▸ **Job**
Will you write out the data exactly, excluding every picture?
* * * *
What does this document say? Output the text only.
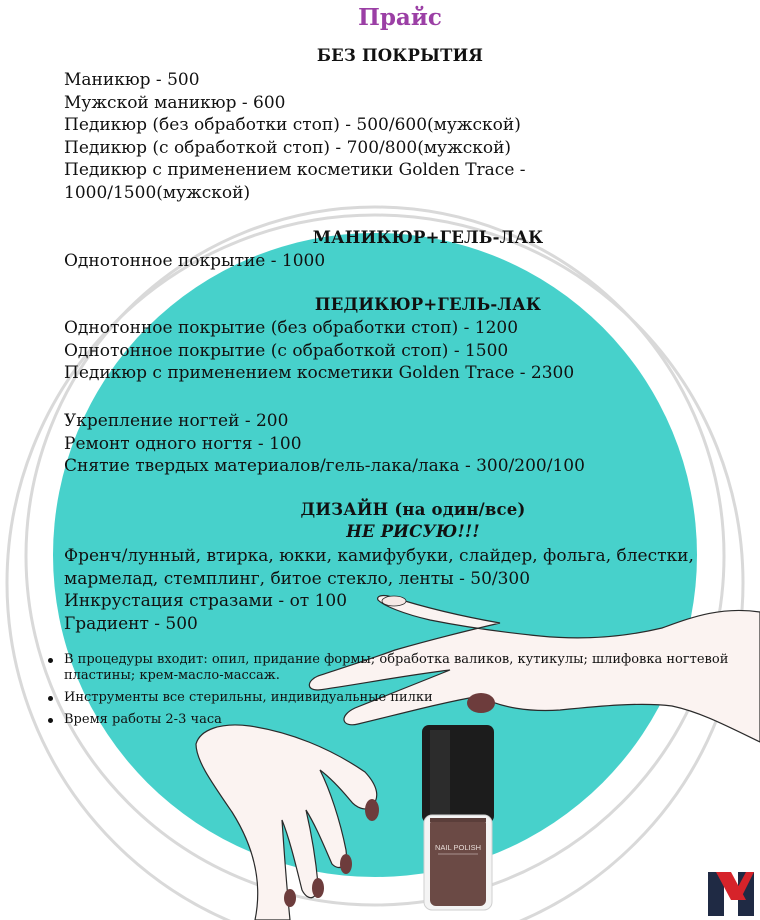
Прайс
БЕЗ ПОКРЫТИЯ
Маникюр - 500
Мужской маникюр - 600
Педикюр (без обработки стоп) - 500/600(мужской)
Педикюр (с обработкой стоп) - 700/800(мужской)
Педикюр с применением косметики Golden Trace -
1000/1500(мужской)
МАНИКЮР+ГЕЛЬ-ЛАК
Однотонное покрытие - 1000
ПЕДИКЮР+ГЕЛЬ-ЛАК
Однотонное покрытие (без обработки стоп) - 1200
Однотонное покрытие (с обработкой стоп) - 1500
Педикюр с применением косметики Golden Trace - 2300
Укрепление ногтей - 200
Ремонт одного ногтя - 100
Снятие твердых материалов/гель-лака/лака - 300/200/100
ДИЗАЙН (на один/все)
НЕ РИСУЮ!!!
Френч/лунный, втирка, юкки, камифубуки, слайдер, фольга, блестки,
мармелад, стемплинг, битое стекло, ленты - 50/300
Инкрустация стразами - от 100
Градиент - 500
В процедуры входит: опил, придание формы; обработка валиков, кутикулы; шлифовка ногтевой пластины; крем-масло-массаж.
Инструменты все стерильны, индивидуальные пилки
Время работы 2-3 часа
NAIL POLISH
* * * *
▸ **Exercise answer**
What does this document say? Output the text only.
Прайс
БЕЗ ПОКРЫТИЯ
Маникюр - 500
Мужской маникюр - 600
Педикюр (без обработки стоп) - 500/600(мужской)
Педикюр (с обработкой стоп) - 700/800(мужской)
Педикюр с применением косметики Golden Trace -
1000/1500(мужской)
МАНИКЮР+ГЕЛЬ-ЛАК
Однотонное покрытие - 1000
ПЕДИКЮР+ГЕЛЬ-ЛАК
Однотонное покрытие (без обработки стоп) - 1200
Однотонное покрытие (с обработкой стоп) - 1500
Педикюр с применением косметики Golden Trace - 2300
Укрепление ногтей - 200
Ремонт одного ногтя - 100
Снятие твердых материалов/гель-лака/лака - 300/200/100
ДИЗАЙН (на один/все)
НЕ РИСУЮ!!!
Френч/лунный, втирка, юкки, камифубуки, слайдер, фольга, блестки,
мармелад, стемплинг, битое стекло, ленты - 50/300
Инкрустация стразами - от 100
Градиент - 500
В процедуры входит: опил, придание формы; обработка валиков, кутикулы; шлифовка ногтевой пластины; крем-масло-массаж.
Инструменты все стерильны, индивидуальные пилки
Время работы 2-3 часа
NAIL POLISH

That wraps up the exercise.